**What this task involves**
Restate the records in their entirety, word for word.
□ □ □ □
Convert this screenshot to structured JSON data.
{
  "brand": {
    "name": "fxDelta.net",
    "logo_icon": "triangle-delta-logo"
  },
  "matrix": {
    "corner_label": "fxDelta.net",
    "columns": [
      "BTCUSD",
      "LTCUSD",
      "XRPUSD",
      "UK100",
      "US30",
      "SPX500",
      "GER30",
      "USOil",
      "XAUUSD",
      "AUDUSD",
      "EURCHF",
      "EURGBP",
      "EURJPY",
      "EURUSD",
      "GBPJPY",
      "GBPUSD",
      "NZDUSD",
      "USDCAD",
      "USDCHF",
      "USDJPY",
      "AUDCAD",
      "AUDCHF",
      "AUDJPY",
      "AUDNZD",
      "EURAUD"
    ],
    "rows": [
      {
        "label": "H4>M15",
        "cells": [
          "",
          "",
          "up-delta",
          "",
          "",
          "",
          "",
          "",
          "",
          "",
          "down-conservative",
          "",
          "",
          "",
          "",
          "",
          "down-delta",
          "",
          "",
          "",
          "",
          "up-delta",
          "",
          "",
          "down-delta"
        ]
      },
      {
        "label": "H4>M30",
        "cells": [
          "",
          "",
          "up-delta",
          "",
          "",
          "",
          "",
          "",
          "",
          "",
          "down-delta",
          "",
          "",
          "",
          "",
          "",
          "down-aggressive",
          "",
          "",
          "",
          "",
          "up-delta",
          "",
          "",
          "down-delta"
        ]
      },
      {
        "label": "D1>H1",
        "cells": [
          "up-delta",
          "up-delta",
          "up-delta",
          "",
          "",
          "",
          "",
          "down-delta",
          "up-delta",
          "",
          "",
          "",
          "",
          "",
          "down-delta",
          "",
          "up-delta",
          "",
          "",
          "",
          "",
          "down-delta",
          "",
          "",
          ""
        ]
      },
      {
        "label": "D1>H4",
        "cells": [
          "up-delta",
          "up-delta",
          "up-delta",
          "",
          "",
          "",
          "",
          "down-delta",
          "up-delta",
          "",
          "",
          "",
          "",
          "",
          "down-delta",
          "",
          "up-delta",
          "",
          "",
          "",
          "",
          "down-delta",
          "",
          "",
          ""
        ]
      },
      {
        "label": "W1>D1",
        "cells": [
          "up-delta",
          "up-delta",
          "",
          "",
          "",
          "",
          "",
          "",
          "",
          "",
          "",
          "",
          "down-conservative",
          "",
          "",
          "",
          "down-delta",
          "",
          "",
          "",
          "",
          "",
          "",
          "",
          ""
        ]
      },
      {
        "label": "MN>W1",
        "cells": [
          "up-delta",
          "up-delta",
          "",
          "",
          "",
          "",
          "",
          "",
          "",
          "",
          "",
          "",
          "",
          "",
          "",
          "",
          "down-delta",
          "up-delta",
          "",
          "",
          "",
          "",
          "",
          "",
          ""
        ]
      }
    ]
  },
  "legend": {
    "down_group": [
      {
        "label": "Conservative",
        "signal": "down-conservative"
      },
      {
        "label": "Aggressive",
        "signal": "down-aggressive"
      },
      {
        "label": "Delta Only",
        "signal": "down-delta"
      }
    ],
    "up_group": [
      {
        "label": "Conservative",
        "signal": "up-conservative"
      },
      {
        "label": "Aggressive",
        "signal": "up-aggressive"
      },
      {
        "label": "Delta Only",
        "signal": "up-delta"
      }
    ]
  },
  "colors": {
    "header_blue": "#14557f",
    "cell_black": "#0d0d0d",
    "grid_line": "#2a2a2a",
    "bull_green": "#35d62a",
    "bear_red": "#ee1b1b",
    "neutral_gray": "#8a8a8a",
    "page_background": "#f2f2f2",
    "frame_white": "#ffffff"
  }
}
□ □ □ □
**Final answer**
Convert this screenshot to structured JSON data.
{
  "brand": {
    "name": "fxDelta.net",
    "logo_icon": "triangle-delta-logo"
  },
  "matrix": {
    "corner_label": "fxDelta.net",
    "columns": [
      "BTCUSD",
      "LTCUSD",
      "XRPUSD",
      "UK100",
      "US30",
      "SPX500",
      "GER30",
      "USOil",
      "XAUUSD",
      "AUDUSD",
      "EURCHF",
      "EURGBP",
      "EURJPY",
      "EURUSD",
      "GBPJPY",
      "GBPUSD",
      "NZDUSD",
      "USDCAD",
      "USDCHF",
      "USDJPY",
      "AUDCAD",
      "AUDCHF",
      "AUDJPY",
      "AUDNZD",
      "EURAUD"
    ],
    "rows": [
      {
        "label": "H4>M15",
        "cells": [
          "",
          "",
          "up-delta",
          "",
          "",
          "",
          "",
          "",
          "",
          "",
          "down-conservative",
          "",
          "",
          "",
          "",
          "",
          "down-delta",
          "",
          "",
          "",
          "",
          "up-delta",
          "",
          "",
          "down-delta"
        ]
      },
      {
        "label": "H4>M30",
        "cells": [
          "",
          "",
          "up-delta",
          "",
          "",
          "",
          "",
          "",
          "",
          "",
          "down-delta",
          "",
          "",
          "",
          "",
          "",
          "down-aggressive",
          "",
          "",
          "",
          "",
          "up-delta",
          "",
          "",
          "down-delta"
        ]
      },
      {
        "label": "D1>H1",
        "cells": [
          "up-delta",
          "up-delta",
          "up-delta",
          "",
          "",
          "",
          "",
          "down-delta",
          "up-delta",
          "",
          "",
          "",
          "",
          "",
          "down-delta",
          "",
          "up-delta",
          "",
          "",
          "",
          "",
          "down-delta",
          "",
          "",
          ""
        ]
      },
      {
        "label": "D1>H4",
        "cells": [
          "up-delta",
          "up-delta",
          "up-delta",
          "",
          "",
          "",
          "",
          "down-delta",
          "up-delta",
          "",
          "",
          "",
          "",
          "",
          "down-delta",
          "",
          "up-delta",
          "",
          "",
          "",
          "",
          "down-delta",
          "",
          "",
          ""
        ]
      },
      {
        "label": "W1>D1",
        "cells": [
          "up-delta",
          "up-delta",
          "",
          "",
          "",
          "",
          "",
          "",
          "",
          "",
          "",
          "",
          "down-conservative",
          "",
          "",
          "",
          "down-delta",
          "",
          "",
          "",
          "",
          "",
          "",
          "",
          ""
        ]
      },
      {
        "label": "MN>W1",
        "cells": [
          "up-delta",
          "up-delta",
          "",
          "",
          "",
          "",
          "",
          "",
          "",
          "",
          "",
          "",
          "",
          "",
          "",
          "",
          "down-delta",
          "up-delta",
          "",
          "",
          "",
          "",
          "",
          "",
          ""
        ]
      }
    ]
  },
  "legend": {
    "down_group": [
      {
        "label": "Conservative",
        "signal": "down-conservative"
      },
      {
        "label": "Aggressive",
        "signal": "down-aggressive"
      },
      {
        "label": "Delta Only",
        "signal": "down-delta"
      }
    ],
    "up_group": [
      {
        "label": "Conservative",
        "signal": "up-conservative"
      },
      {
        "label": "Aggressive",
        "signal": "up-aggressive"
      },
      {
        "label": "Delta Only",
        "signal": "up-delta"
      }
    ]
  },
  "colors": {
    "header_blue": "#14557f",
    "cell_black": "#0d0d0d",
    "grid_line": "#2a2a2a",
    "bull_green": "#35d62a",
    "bear_red": "#ee1b1b",
    "neutral_gray": "#8a8a8a",
    "page_background": "#f2f2f2",
    "frame_white": "#ffffff"
  }
}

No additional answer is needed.